**Dataset extract:**

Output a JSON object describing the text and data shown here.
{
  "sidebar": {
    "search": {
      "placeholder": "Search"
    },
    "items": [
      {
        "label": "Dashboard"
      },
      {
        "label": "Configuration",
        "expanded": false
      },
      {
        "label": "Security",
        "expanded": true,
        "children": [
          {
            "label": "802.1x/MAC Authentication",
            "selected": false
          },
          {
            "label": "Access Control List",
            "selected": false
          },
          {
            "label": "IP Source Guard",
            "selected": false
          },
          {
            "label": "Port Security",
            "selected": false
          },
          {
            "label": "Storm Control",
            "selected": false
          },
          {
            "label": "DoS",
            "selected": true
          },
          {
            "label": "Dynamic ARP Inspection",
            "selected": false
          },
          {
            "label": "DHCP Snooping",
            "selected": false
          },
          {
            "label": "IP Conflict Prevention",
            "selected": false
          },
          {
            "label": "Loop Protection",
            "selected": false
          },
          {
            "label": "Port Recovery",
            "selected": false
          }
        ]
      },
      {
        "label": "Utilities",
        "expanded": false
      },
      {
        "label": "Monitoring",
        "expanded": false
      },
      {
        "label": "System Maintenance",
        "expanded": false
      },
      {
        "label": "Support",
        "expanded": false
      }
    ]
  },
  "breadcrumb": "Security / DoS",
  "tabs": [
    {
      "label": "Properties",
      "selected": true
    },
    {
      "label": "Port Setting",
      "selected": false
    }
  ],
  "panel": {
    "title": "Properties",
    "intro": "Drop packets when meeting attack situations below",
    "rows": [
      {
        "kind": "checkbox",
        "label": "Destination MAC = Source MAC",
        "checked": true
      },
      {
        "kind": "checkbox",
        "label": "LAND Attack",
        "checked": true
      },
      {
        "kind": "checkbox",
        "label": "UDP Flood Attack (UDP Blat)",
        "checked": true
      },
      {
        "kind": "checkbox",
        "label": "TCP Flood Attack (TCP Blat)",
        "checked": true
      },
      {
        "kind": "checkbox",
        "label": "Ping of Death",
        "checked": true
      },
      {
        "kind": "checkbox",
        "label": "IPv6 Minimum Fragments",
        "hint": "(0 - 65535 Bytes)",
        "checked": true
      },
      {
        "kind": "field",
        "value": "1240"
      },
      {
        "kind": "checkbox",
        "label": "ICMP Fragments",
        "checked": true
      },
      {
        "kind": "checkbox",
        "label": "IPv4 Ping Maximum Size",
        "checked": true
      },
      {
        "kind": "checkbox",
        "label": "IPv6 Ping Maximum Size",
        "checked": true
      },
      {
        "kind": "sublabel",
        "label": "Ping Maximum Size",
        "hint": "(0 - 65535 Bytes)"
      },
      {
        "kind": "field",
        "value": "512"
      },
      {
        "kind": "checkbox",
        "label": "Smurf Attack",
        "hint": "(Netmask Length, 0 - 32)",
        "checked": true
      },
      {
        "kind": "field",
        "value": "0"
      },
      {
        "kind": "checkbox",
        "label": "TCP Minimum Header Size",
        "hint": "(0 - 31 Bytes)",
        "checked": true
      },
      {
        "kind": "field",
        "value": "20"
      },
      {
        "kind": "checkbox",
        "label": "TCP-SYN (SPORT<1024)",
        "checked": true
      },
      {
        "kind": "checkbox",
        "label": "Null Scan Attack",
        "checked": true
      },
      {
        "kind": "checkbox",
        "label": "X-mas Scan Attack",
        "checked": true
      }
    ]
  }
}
* * *
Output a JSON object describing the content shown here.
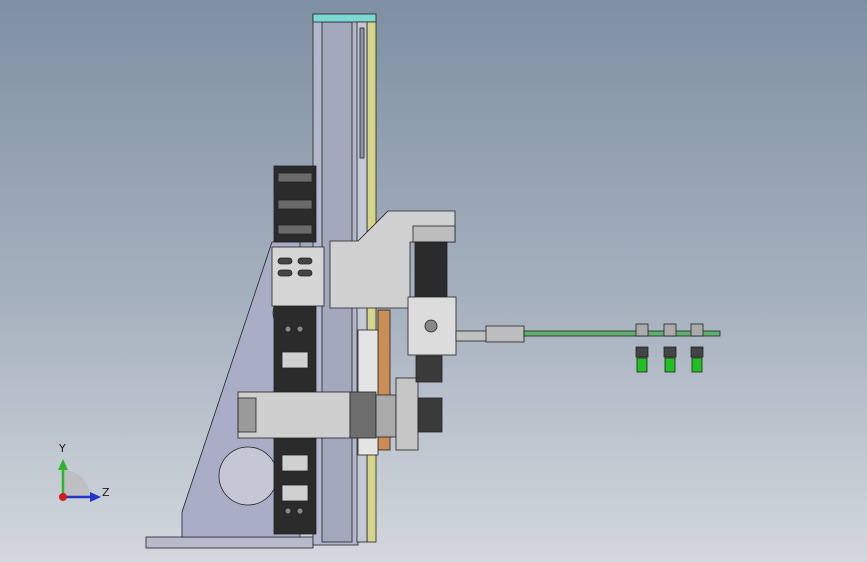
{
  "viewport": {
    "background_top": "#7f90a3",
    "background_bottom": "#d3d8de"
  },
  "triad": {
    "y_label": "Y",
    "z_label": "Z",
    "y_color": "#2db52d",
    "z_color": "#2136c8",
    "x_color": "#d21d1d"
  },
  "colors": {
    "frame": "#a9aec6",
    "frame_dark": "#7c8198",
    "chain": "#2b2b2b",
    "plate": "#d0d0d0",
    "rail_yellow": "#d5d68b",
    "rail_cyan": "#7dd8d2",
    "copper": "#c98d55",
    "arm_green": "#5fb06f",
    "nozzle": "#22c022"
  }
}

**Description of the task:** Count every line bearing the word "value"; report the total only.

**Answer for the task:** 4